• **Passage provided**

A company realized why it's so hard for young employees to save money. Then came an idea.

Did you know that more than 40 million Americans have outstanding student loans, totaling more than $1.2 trillion?

It's true according to recent analysis. And with an average balance of $29,000, loans can be a major long-term burden that prevents borrowers from homeownership, owning a car, or even having adequate health insurance.

Bye-bye, income. GIF from "The Jetsons."

Some employers are helping out in a really cool way — by giving their employees money to pay down their student loans.

Free money?!


Well, not quite, but something along those lines.

Many businesses offer employees various perks as a way to keep talent for the long run. Whether it's in the form of health insurance, generous vacation policies, or year-end bonuses, these are fringe benefits businesses use to lure the best and brightest away from competitors and help retain their current employees.

But some companies are getting creative by offering their employees cash bonuses for the explicit purpose of repaying student loans.

$$$.

Natixis Global Asset Management is the latest company to offer this, giving employees $10,000 to repay student loans.

Excerpt from a dataset
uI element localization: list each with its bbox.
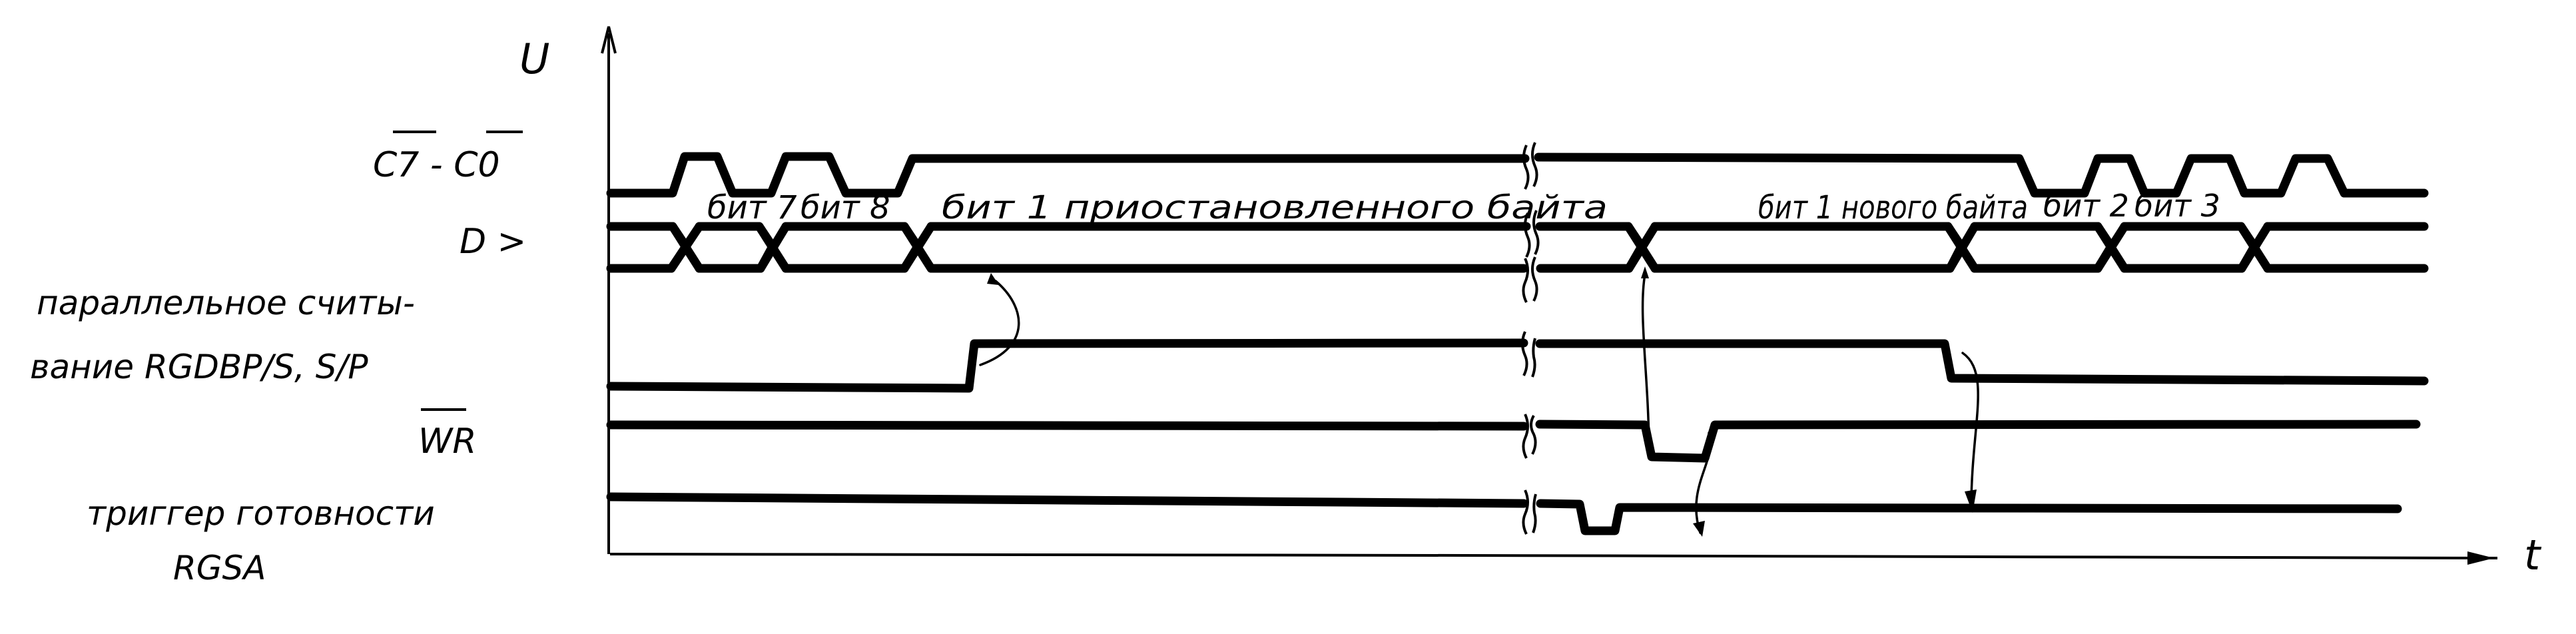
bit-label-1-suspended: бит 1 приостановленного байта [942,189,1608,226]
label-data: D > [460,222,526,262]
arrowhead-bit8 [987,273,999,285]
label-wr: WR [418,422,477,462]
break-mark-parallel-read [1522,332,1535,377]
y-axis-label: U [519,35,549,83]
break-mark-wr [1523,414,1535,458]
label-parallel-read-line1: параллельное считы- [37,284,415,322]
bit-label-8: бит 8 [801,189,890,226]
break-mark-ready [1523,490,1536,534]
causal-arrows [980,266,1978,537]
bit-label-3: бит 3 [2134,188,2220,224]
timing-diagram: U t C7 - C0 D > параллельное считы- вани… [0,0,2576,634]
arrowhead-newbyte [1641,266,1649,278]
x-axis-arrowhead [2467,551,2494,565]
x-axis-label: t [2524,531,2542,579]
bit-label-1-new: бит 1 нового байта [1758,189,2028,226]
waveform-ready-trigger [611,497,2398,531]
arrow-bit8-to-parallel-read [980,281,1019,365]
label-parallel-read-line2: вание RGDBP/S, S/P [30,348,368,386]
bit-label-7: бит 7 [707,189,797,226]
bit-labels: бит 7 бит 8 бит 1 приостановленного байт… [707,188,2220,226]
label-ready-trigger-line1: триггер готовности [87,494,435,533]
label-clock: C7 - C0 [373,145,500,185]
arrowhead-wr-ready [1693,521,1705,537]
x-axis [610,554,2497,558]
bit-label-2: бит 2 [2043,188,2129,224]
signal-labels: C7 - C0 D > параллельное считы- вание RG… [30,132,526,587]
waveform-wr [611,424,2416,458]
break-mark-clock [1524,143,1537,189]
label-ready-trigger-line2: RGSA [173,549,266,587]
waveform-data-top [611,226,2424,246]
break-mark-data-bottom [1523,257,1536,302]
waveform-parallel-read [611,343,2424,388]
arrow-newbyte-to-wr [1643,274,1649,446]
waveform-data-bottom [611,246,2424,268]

* * *

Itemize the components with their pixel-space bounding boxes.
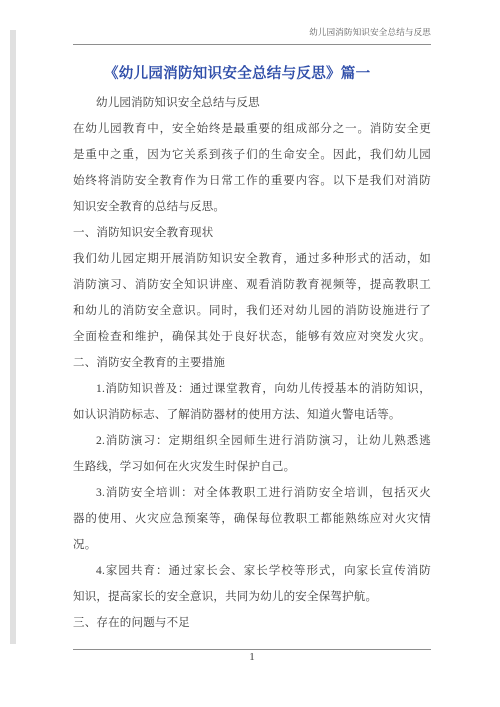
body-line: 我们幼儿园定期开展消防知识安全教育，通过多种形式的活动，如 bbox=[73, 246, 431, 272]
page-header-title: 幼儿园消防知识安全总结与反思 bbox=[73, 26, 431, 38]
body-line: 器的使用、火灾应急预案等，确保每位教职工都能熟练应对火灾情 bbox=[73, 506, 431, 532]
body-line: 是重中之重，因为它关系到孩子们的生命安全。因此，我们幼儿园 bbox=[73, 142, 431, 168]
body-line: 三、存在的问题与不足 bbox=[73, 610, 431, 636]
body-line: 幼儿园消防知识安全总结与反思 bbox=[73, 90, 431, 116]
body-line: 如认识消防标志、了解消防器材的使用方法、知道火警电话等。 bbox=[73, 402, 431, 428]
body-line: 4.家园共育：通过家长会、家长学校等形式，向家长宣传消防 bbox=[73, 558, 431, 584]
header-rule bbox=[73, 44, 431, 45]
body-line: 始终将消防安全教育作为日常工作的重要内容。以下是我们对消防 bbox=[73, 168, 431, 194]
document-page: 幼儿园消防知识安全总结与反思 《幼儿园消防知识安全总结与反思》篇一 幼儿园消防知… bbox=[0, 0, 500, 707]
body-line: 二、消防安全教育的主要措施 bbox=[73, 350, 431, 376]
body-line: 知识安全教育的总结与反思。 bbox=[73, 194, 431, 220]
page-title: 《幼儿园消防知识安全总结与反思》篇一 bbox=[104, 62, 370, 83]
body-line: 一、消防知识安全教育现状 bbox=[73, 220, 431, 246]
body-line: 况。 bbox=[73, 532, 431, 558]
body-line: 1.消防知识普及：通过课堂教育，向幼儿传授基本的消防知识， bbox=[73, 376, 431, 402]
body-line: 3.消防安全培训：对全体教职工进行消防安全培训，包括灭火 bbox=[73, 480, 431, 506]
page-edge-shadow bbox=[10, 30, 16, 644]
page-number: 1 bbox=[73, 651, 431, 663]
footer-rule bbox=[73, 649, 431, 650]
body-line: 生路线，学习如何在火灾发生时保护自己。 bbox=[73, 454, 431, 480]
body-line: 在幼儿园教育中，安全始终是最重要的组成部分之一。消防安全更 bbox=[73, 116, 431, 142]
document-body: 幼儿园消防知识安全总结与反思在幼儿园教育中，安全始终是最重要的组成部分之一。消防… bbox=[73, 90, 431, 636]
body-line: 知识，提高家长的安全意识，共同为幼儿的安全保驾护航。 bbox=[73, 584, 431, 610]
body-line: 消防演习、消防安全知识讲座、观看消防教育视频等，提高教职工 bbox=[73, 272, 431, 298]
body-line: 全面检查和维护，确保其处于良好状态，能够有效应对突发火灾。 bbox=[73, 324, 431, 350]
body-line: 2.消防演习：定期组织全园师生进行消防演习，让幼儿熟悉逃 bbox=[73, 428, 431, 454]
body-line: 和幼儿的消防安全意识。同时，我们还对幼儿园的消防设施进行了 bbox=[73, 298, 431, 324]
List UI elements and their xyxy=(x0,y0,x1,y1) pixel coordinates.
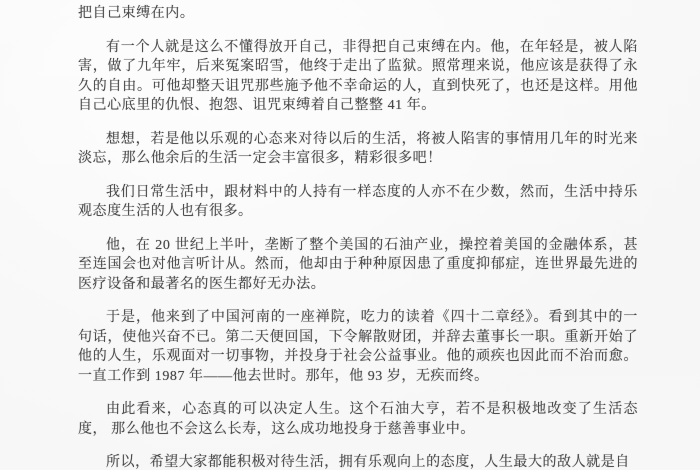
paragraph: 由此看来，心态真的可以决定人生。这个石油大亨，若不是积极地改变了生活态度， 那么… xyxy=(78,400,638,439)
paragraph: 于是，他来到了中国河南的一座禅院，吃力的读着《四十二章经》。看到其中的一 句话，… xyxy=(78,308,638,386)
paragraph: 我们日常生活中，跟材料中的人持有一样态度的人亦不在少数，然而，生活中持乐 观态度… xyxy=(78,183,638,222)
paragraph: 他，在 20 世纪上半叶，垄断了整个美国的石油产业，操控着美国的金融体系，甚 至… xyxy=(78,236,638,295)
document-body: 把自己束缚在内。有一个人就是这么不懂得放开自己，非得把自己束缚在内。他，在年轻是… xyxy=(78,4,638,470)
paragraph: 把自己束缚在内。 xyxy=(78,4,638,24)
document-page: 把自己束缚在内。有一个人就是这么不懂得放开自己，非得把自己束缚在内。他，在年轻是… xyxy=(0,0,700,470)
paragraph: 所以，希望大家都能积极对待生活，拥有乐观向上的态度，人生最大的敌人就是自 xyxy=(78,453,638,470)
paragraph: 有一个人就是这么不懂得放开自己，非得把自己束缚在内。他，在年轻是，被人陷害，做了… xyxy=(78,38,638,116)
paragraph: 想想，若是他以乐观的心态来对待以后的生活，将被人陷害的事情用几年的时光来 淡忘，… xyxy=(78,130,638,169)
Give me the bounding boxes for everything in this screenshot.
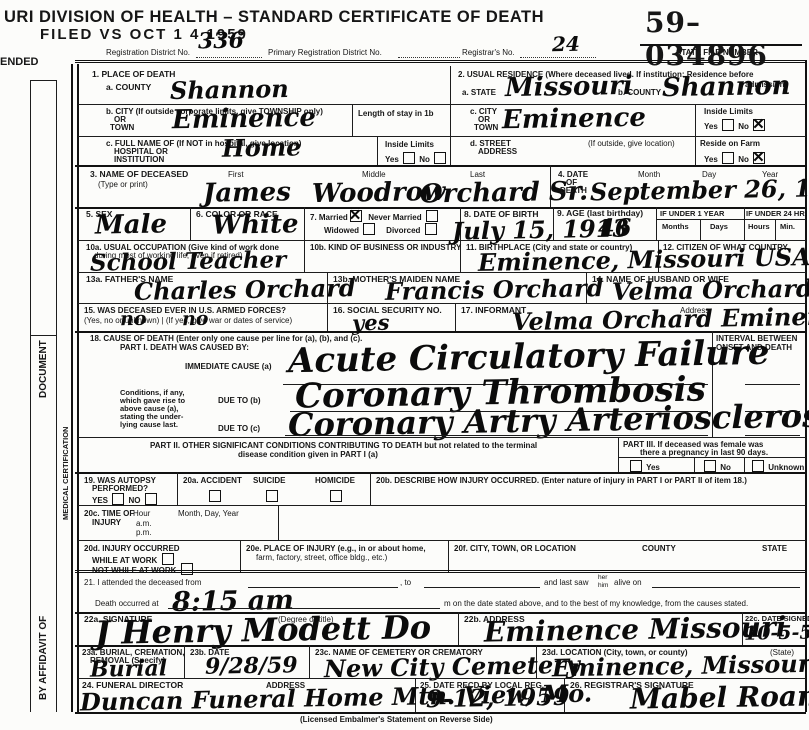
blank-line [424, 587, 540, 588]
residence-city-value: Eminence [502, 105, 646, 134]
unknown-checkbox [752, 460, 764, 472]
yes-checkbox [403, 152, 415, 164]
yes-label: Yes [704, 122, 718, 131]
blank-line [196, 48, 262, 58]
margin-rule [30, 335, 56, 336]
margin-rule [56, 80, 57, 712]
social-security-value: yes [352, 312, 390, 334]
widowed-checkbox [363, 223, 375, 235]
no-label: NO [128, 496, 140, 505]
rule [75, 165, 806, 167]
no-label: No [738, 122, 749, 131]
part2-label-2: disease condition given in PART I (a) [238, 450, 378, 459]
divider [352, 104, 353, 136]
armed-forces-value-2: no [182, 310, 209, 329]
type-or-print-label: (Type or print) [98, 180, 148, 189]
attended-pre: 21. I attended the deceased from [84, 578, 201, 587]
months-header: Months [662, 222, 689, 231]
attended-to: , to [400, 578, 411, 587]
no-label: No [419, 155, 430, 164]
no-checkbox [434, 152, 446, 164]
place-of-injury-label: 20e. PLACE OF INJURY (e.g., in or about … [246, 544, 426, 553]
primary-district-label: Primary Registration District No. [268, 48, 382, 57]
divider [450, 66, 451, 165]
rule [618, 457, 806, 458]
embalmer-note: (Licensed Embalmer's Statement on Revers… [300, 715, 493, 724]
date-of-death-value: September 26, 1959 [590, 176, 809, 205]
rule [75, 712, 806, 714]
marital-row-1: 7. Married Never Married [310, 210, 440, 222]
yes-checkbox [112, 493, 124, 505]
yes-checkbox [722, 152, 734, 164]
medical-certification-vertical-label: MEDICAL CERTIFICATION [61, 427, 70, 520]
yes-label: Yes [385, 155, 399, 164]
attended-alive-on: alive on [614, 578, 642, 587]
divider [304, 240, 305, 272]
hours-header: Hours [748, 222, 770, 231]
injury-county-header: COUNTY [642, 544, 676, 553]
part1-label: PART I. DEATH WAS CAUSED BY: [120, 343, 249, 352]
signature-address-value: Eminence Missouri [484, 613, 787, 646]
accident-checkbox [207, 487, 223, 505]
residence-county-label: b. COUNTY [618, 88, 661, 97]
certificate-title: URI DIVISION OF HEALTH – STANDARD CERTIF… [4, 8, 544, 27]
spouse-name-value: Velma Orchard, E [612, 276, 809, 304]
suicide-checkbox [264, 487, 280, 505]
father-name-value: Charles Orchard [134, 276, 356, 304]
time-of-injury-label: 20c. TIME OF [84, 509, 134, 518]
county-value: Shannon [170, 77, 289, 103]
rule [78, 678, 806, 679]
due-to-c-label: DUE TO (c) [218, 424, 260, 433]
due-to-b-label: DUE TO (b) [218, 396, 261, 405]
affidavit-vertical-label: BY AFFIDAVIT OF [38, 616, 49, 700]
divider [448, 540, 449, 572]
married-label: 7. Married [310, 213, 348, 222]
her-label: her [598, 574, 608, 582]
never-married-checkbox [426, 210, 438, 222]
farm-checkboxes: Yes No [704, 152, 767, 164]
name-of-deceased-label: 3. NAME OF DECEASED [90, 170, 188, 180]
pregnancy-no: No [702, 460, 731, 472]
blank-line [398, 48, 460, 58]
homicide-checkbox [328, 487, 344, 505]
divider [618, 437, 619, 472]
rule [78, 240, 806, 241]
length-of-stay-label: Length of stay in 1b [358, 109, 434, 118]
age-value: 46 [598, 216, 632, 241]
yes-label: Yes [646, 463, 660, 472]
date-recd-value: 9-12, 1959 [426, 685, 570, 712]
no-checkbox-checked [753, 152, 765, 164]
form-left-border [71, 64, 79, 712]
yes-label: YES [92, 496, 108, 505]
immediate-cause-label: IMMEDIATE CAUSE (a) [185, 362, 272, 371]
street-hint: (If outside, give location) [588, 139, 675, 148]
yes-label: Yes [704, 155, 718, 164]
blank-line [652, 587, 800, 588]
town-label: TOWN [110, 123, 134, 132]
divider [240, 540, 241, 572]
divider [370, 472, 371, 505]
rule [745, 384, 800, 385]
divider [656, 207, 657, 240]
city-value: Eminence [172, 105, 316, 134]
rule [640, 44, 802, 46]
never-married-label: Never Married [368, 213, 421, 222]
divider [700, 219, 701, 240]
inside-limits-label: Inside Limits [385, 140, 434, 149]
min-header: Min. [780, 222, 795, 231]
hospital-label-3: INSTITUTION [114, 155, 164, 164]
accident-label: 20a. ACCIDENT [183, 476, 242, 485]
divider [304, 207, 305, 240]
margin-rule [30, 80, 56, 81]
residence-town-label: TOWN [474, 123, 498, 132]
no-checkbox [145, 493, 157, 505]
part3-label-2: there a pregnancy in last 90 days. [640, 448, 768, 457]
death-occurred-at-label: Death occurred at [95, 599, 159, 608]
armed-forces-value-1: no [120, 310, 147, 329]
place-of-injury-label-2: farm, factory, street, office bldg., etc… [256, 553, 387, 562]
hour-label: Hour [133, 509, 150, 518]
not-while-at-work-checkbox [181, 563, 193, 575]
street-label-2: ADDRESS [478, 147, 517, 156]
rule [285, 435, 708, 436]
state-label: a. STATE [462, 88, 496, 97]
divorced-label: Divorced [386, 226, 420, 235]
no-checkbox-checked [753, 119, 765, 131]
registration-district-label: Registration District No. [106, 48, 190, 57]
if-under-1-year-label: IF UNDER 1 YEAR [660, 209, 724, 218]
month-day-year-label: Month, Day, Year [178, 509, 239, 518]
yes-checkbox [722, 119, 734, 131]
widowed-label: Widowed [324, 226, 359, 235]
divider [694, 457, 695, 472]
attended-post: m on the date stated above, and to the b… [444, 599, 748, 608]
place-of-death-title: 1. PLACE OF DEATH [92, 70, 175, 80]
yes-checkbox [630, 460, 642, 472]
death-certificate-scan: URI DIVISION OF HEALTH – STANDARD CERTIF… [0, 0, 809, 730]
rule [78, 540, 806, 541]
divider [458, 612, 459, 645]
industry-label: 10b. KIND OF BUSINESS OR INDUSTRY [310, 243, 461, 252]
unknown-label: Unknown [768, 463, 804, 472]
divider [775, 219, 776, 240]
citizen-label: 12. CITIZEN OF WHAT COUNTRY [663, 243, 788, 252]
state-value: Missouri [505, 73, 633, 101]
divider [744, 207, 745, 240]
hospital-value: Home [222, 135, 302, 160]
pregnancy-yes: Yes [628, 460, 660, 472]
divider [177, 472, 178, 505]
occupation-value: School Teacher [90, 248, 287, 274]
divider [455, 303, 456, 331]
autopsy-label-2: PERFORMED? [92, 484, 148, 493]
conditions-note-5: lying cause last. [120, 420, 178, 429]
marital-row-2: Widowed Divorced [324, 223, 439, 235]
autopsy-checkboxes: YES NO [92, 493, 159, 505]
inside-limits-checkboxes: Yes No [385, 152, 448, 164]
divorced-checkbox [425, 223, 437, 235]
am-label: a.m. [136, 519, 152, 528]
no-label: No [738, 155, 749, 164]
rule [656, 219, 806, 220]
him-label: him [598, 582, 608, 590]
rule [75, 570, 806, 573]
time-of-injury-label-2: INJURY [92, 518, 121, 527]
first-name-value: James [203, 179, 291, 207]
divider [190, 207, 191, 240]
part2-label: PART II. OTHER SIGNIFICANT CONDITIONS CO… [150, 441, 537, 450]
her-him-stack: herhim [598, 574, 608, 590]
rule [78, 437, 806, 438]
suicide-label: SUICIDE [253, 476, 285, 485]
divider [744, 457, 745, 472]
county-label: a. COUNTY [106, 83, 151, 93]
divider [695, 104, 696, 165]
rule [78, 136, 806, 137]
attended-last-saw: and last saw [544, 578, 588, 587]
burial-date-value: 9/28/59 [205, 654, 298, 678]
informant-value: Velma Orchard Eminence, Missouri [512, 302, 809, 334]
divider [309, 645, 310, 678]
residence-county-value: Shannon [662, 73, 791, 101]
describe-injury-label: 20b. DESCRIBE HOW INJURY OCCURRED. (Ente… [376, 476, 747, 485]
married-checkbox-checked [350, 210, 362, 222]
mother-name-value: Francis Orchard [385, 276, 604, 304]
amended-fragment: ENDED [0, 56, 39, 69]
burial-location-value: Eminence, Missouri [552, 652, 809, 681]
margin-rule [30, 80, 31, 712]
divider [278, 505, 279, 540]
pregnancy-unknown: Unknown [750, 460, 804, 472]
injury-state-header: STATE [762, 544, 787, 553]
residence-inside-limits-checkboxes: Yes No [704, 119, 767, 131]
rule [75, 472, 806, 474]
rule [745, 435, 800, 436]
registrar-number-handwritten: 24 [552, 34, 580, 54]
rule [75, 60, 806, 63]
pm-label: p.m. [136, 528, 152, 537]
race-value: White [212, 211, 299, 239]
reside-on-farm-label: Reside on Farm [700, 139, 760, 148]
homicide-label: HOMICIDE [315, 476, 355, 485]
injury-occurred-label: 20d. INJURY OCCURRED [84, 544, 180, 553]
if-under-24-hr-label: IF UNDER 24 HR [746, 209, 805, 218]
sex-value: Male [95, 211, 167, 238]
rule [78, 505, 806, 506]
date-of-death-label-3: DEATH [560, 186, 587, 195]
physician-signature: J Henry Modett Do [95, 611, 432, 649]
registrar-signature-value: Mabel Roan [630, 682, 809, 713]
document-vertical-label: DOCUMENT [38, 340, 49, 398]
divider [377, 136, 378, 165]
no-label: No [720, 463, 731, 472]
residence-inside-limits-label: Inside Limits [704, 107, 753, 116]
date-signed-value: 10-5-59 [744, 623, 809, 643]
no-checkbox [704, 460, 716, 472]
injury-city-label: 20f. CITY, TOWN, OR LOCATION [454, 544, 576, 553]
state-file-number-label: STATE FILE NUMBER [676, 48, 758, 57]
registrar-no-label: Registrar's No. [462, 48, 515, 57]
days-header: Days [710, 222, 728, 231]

...

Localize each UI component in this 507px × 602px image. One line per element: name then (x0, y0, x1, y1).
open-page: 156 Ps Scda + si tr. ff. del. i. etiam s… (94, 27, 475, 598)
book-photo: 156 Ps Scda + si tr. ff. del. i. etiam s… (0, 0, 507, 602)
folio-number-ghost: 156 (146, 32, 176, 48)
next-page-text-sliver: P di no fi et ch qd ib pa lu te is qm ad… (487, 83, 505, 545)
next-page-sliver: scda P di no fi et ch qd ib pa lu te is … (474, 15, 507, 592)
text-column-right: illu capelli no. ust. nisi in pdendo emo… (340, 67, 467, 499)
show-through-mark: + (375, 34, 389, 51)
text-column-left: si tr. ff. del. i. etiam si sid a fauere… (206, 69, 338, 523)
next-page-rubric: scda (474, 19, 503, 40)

• **Problems and tasks**
1 - According to the student loan article, how much money does Natixis Global Asset Management give employees to repay student loans?
2 - Locate every line in the records that contains the string "clock", and copy each of those lines in full.

• **Answers provided**
1 - $10,000.

2 -
label-clock: C7 - C0 [373,145,500,185]
break-mark-clock [1524,143,1537,189]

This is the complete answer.